## Start DATA FOR THIS TASK
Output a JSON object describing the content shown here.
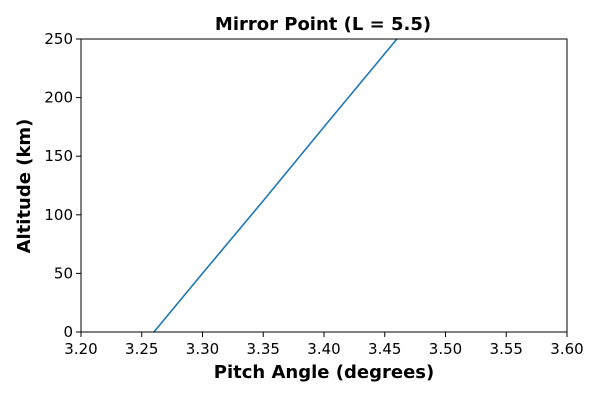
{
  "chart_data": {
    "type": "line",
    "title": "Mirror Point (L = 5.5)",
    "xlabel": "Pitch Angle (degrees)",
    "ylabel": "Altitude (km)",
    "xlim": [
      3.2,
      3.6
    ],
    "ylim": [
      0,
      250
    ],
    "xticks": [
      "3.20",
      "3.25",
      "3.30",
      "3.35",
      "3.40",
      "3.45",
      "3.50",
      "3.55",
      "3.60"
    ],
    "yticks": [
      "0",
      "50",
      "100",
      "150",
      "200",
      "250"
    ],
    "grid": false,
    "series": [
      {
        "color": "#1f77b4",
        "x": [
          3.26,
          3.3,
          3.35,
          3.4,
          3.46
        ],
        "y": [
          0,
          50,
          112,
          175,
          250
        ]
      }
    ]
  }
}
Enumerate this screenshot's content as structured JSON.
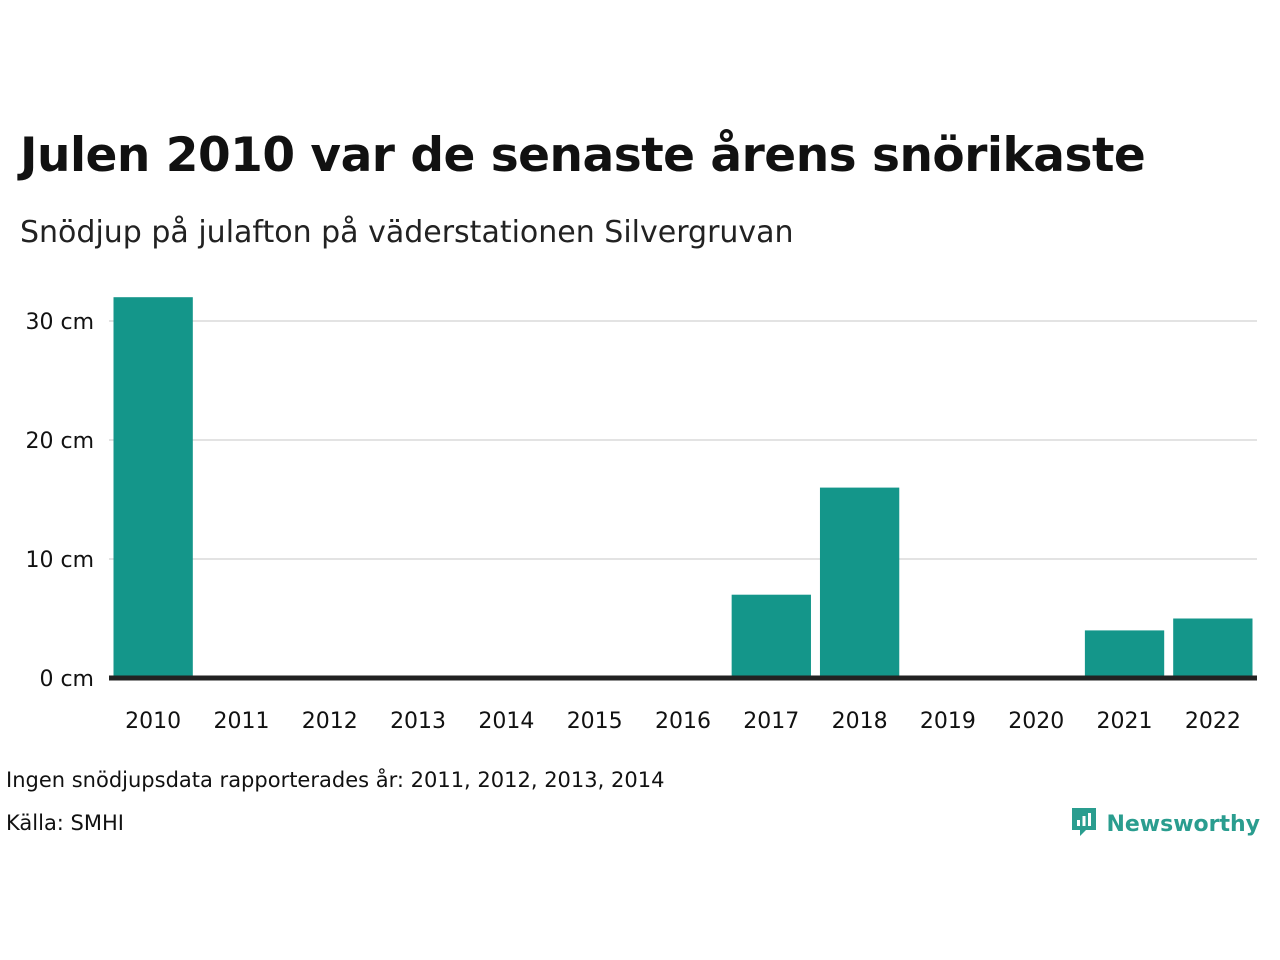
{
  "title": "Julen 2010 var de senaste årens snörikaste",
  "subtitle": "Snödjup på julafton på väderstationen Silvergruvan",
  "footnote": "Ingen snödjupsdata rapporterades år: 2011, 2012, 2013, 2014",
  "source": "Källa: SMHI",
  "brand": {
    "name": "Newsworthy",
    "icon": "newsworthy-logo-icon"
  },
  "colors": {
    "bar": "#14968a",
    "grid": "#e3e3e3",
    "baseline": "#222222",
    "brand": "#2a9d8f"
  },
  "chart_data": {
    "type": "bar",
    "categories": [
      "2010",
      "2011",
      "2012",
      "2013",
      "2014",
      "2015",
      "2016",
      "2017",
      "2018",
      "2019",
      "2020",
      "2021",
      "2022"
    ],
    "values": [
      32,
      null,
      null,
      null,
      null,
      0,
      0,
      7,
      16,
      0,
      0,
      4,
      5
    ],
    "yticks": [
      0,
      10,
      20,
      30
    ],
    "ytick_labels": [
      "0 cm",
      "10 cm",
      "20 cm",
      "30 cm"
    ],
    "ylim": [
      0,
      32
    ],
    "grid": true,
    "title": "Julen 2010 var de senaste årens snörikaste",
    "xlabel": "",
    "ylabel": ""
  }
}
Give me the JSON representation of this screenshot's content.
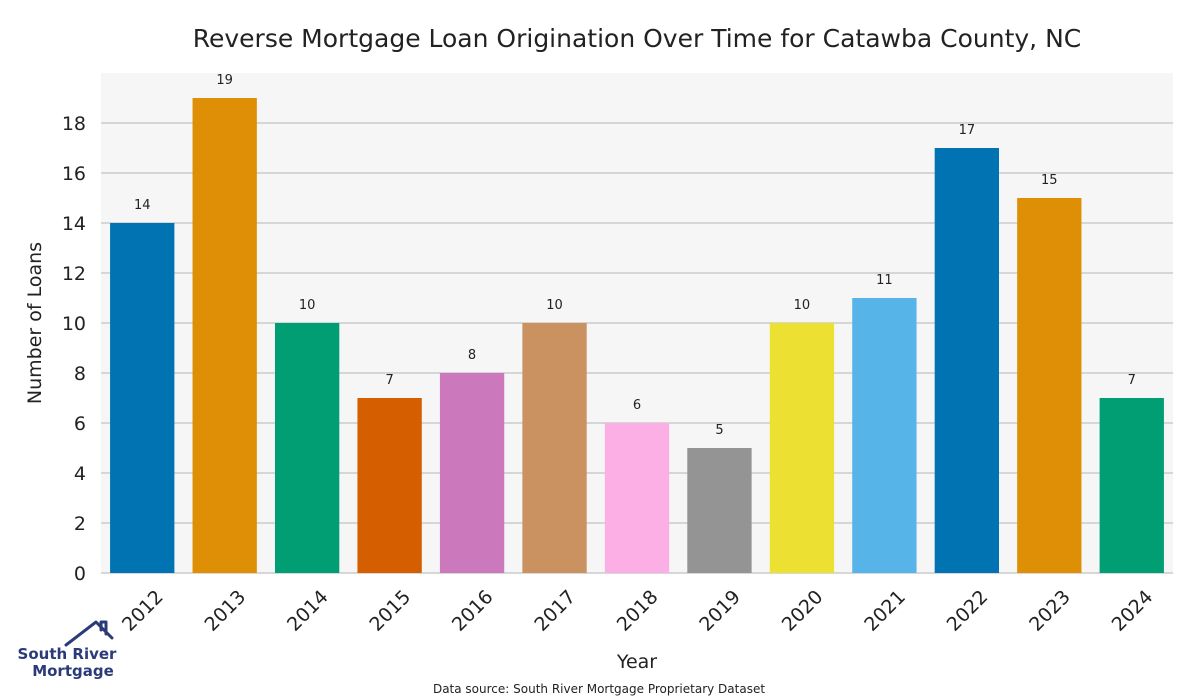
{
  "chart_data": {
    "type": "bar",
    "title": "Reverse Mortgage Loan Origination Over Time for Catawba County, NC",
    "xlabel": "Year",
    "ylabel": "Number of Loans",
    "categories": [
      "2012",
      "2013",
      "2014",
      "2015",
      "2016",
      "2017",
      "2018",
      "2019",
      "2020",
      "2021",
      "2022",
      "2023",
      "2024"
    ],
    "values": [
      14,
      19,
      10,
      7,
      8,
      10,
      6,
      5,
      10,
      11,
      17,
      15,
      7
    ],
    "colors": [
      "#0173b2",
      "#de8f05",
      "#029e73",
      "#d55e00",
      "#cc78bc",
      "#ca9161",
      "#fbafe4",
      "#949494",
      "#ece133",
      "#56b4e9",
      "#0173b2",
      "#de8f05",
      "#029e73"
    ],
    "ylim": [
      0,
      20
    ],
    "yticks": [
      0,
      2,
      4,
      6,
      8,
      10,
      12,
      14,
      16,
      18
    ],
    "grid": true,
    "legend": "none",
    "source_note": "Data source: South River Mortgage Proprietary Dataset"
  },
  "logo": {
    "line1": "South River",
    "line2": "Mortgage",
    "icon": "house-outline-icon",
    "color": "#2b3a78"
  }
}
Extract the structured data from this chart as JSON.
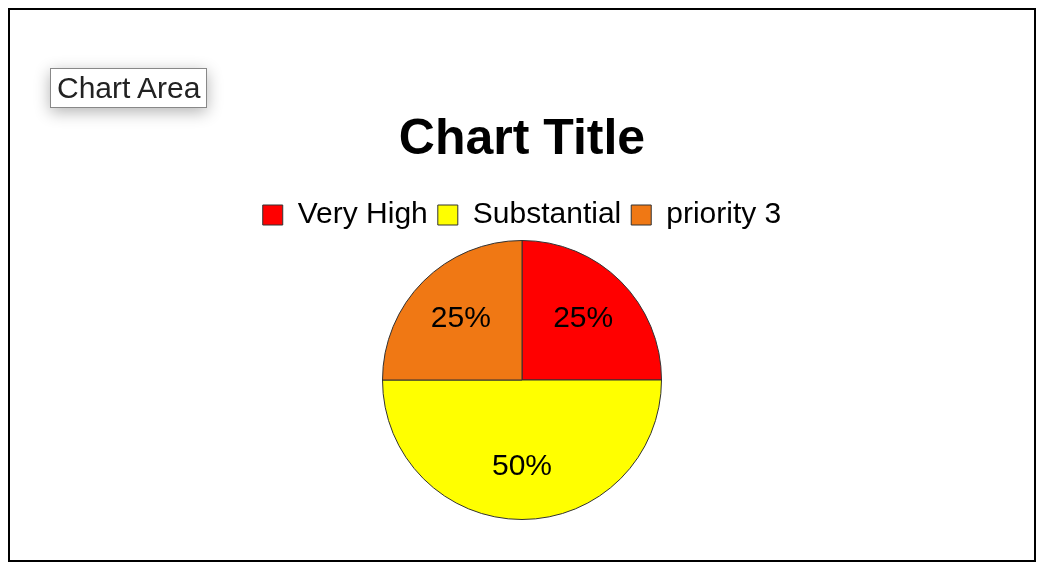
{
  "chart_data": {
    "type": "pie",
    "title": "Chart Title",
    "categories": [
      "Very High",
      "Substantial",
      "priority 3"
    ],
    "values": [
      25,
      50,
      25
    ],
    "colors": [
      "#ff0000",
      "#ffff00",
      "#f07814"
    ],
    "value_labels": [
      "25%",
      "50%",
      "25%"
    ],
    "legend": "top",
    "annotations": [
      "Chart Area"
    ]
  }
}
## End DATA FOR THIS TASK
[STATED GOAL]: All the records above need to be given again word for word. Skip the pictures.

[RESPONSE BELOW]:
Output a JSON object describing the content shown here.
{
  "chart_data": {
    "type": "line",
    "title": "Mirror Point (L = 5.5)",
    "xlabel": "Pitch Angle (degrees)",
    "ylabel": "Altitude (km)",
    "xlim": [
      3.2,
      3.6
    ],
    "ylim": [
      0,
      250
    ],
    "xticks": [
      "3.20",
      "3.25",
      "3.30",
      "3.35",
      "3.40",
      "3.45",
      "3.50",
      "3.55",
      "3.60"
    ],
    "yticks": [
      "0",
      "50",
      "100",
      "150",
      "200",
      "250"
    ],
    "grid": false,
    "series": [
      {
        "color": "#1f77b4",
        "x": [
          3.26,
          3.3,
          3.35,
          3.4,
          3.46
        ],
        "y": [
          0,
          50,
          112,
          175,
          250
        ]
      }
    ]
  }
}
Enumerate this screenshot's content as structured JSON.
{
  "title": "Julen 2010 var de senaste årens snörikaste",
  "subtitle": "Snödjup på julafton på väderstationen Silvergruvan",
  "footnote": "Ingen snödjupsdata rapporterades år: 2011, 2012, 2013, 2014",
  "source": "Källa: SMHI",
  "brand": {
    "name": "Newsworthy",
    "icon": "newsworthy-logo-icon"
  },
  "colors": {
    "bar": "#14968a",
    "grid": "#e3e3e3",
    "baseline": "#222222",
    "brand": "#2a9d8f"
  },
  "chart_data": {
    "type": "bar",
    "categories": [
      "2010",
      "2011",
      "2012",
      "2013",
      "2014",
      "2015",
      "2016",
      "2017",
      "2018",
      "2019",
      "2020",
      "2021",
      "2022"
    ],
    "values": [
      32,
      null,
      null,
      null,
      null,
      0,
      0,
      7,
      16,
      0,
      0,
      4,
      5
    ],
    "yticks": [
      0,
      10,
      20,
      30
    ],
    "ytick_labels": [
      "0 cm",
      "10 cm",
      "20 cm",
      "30 cm"
    ],
    "ylim": [
      0,
      32
    ],
    "grid": true,
    "title": "Julen 2010 var de senaste årens snörikaste",
    "xlabel": "",
    "ylabel": ""
  }
}
Give me the JSON representation of this screenshot's content.
{
  "chart_data": {
    "type": "bar",
    "title": "Reverse Mortgage Loan Origination Over Time for Catawba County, NC",
    "xlabel": "Year",
    "ylabel": "Number of Loans",
    "categories": [
      "2012",
      "2013",
      "2014",
      "2015",
      "2016",
      "2017",
      "2018",
      "2019",
      "2020",
      "2021",
      "2022",
      "2023",
      "2024"
    ],
    "values": [
      14,
      19,
      10,
      7,
      8,
      10,
      6,
      5,
      10,
      11,
      17,
      15,
      7
    ],
    "colors": [
      "#0173b2",
      "#de8f05",
      "#029e73",
      "#d55e00",
      "#cc78bc",
      "#ca9161",
      "#fbafe4",
      "#949494",
      "#ece133",
      "#56b4e9",
      "#0173b2",
      "#de8f05",
      "#029e73"
    ],
    "ylim": [
      0,
      20
    ],
    "yticks": [
      0,
      2,
      4,
      6,
      8,
      10,
      12,
      14,
      16,
      18
    ],
    "grid": true,
    "legend": "none",
    "source_note": "Data source: South River Mortgage Proprietary Dataset"
  },
  "logo": {
    "line1": "South River",
    "line2": "Mortgage",
    "icon": "house-outline-icon",
    "color": "#2b3a78"
  }
}
Extract the structured data from this chart as JSON.
{
  "chart_data": {
    "type": "pie",
    "title": "Chart Title",
    "categories": [
      "Very High",
      "Substantial",
      "priority 3"
    ],
    "values": [
      25,
      50,
      25
    ],
    "colors": [
      "#ff0000",
      "#ffff00",
      "#f07814"
    ],
    "value_labels": [
      "25%",
      "50%",
      "25%"
    ],
    "legend": "top",
    "annotations": [
      "Chart Area"
    ]
  }
}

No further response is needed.